# TEXTO EXTRAÍDO
O programador americano Neel Somani parece ter como lema o ditado “se a vida te der ovos quebrados, faça um omelete”. Ele está tentando usar a própria desgraça e transformá-la em um trampolim para futuros voos, após ter a carreira atingida em cheio pelo derretimento das criptomoedas LUNA e UST, do projeto Terra.
Em abril deste ano, o jovem de 24 anos largou o emprego na Citadel, uma das maiores firmas de investimento do mundo, para se dedicar em tempo integral a um projeto baseado na blockchain criada pelo empresário sul-coreano Do Kwon. Na ocasião, tuitou: Larguei meu emprego na Citadel para empreender na Web 3, no Terra”.
Pouco depois, em maio, o mundo das criptomoedas veio abaixo. O projeto Terra desabou – o token LUNA, que valia quase US$ 90, foi para virtualmente zero em poucos dias – e levou junto o mercado, com perdas superiores a R$ 1 trilhão. Somani então tuitou novamente: “Larguei meu emprego na Citadel e me ferrei na Web 3”.
O tweet viralizou e Somani rapidamente virou o personagem simbólico do colapso. Foi entrevistado pelo The New York Times e sua história foi contada pelo portal Market Watch – e agora pelo Portal do Bitcoin. Catapultado do anonimato para a fama pela tragédia, ironicamente, ele agora tenta transformar o protagonismo em uma nova oportunidade.

Itens do conjunto de dados:
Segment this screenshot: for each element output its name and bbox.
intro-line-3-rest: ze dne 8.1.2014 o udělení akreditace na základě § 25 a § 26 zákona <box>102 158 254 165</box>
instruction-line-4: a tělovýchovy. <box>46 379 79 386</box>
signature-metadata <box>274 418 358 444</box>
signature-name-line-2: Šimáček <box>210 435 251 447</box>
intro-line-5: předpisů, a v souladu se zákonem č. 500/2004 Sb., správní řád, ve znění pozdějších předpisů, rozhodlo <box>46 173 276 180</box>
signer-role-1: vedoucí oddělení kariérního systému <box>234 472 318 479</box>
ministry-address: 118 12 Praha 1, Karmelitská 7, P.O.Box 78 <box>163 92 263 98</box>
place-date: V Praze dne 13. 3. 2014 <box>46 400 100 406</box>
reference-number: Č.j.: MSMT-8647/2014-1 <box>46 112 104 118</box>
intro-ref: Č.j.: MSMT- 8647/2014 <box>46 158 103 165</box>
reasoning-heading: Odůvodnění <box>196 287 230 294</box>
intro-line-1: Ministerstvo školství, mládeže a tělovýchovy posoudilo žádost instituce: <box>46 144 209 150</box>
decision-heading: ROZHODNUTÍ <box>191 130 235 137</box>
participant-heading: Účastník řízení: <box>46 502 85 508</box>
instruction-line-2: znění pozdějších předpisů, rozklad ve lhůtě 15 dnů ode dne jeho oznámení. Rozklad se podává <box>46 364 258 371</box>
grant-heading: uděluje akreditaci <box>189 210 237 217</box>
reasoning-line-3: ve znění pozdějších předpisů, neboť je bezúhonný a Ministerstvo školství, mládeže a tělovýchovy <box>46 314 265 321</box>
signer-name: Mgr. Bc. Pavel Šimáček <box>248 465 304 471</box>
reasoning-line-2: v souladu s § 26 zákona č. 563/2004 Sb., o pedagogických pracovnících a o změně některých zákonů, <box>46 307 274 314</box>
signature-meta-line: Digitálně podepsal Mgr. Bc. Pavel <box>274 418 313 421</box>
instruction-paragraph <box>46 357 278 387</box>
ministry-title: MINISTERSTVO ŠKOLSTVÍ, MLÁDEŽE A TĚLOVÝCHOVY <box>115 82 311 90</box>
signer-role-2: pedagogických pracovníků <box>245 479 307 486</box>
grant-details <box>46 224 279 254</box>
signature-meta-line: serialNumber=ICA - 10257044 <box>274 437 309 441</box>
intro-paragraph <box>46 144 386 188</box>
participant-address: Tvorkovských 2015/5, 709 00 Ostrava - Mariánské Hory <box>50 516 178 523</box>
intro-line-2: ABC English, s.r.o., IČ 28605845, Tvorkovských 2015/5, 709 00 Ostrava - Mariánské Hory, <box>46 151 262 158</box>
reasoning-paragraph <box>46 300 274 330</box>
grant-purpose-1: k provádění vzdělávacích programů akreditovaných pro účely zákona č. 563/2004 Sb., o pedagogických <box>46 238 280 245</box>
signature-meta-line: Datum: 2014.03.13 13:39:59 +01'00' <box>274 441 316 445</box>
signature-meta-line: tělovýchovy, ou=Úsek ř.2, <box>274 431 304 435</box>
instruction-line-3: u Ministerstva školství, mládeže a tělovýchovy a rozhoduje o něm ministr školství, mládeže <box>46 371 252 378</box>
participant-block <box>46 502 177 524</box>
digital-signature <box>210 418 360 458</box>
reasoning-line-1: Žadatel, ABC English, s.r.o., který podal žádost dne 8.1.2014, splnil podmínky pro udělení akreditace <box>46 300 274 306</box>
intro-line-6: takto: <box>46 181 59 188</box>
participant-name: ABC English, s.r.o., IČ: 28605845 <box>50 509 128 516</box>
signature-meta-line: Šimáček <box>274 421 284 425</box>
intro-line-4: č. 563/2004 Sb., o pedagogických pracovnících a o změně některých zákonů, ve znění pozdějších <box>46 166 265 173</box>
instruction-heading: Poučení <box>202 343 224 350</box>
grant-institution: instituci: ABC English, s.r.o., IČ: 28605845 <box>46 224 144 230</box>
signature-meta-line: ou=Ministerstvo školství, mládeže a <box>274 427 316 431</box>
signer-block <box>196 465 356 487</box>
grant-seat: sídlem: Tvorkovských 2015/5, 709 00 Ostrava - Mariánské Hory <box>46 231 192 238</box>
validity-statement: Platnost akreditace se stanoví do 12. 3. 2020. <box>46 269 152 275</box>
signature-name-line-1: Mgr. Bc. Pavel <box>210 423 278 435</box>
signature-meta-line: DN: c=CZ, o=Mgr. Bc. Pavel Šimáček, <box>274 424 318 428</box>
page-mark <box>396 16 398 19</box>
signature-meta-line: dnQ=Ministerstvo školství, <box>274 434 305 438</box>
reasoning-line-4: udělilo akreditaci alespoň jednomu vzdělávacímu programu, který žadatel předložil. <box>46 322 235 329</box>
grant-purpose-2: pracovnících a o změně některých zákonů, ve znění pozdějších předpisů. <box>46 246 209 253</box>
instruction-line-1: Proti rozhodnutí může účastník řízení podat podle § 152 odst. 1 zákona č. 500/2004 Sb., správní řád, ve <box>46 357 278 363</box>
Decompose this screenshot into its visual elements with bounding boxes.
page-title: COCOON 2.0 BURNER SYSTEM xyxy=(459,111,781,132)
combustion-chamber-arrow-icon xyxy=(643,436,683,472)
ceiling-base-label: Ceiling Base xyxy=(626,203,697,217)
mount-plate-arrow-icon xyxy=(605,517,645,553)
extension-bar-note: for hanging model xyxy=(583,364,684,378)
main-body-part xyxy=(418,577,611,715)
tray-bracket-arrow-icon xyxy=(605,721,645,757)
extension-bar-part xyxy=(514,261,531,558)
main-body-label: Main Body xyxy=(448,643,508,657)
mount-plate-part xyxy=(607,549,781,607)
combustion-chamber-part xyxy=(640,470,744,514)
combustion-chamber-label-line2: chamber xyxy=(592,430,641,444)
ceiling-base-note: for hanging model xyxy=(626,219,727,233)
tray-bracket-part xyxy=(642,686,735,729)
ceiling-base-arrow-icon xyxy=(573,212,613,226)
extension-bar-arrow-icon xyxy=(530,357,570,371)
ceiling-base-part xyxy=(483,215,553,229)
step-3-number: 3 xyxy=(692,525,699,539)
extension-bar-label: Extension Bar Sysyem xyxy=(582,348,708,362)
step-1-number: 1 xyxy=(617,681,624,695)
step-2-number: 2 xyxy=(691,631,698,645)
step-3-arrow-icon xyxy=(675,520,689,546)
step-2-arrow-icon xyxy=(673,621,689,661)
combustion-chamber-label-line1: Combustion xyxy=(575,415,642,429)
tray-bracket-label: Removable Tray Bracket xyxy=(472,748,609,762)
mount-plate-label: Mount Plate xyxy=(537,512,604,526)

# INSTRUÇÕES DA TAREFA
Retome o texto sobre Neel Somani e o colapso do projeto Terra logo após a última frase e dê continuidade a ele.

# RESPOSTA
I quit my job at Citadel to get wrecked in web3 https://t.co/qQQ6oDVZK2
— neel (@neelsalami) May 13, 2022
Sonho e pesadelo
Formado em Ciência da Computação pela Universidade de Berkeley, Somani estagiou no Google em 2017 e passou por diversas companhias até chegar na Airbnb em 2019 como engenheiro de software. Daí deu o pulo para o mercado financeiro: em setembro de 2020 entrou para a Citadel e, em julho do ano seguinte, virou analista de pesquisas quantitativas.
Mas sua atenção estava focada na Web3. “Gosto muito da visão da Web3, acho que grande parte dos sistemas atuais serão substituídos por projetos cripto. Por isso queria participar disso”, afirma. E ele tinha olhos especialmente para a blockchain Terra e para o token UST: “Eu gosto muito da ideia de stablecoins algorítmicas e acho que há uma grande necessidade delas”.
Dessa forma, Somani deixou a zona de conforto e pediu demissão da Citadel para trabalhar em um projeto próprio, chamado Terranova. A ideia era uma ferramenta que permitisse que aplicações desenvolvidas para blockchain da Ethereum pudessem rodar na Terra sem necessidade de recriar o código – ambas usam linguagem de programação muito diferentes.
O situação melhorou quando, dois meses depois, ele foi selecionado para uma bolsa na Terra Hacker House, uma incubadora de projetos financiada pelo próprio Terra. O dinheiro da bolsa lhe permitia cobrir seus custos de vida e focar no projeto. Logo depois, o futuro ficou ainda mais brilhante: investidores se dispuseram a colocar US$ 10 milhões no projeto Terranova.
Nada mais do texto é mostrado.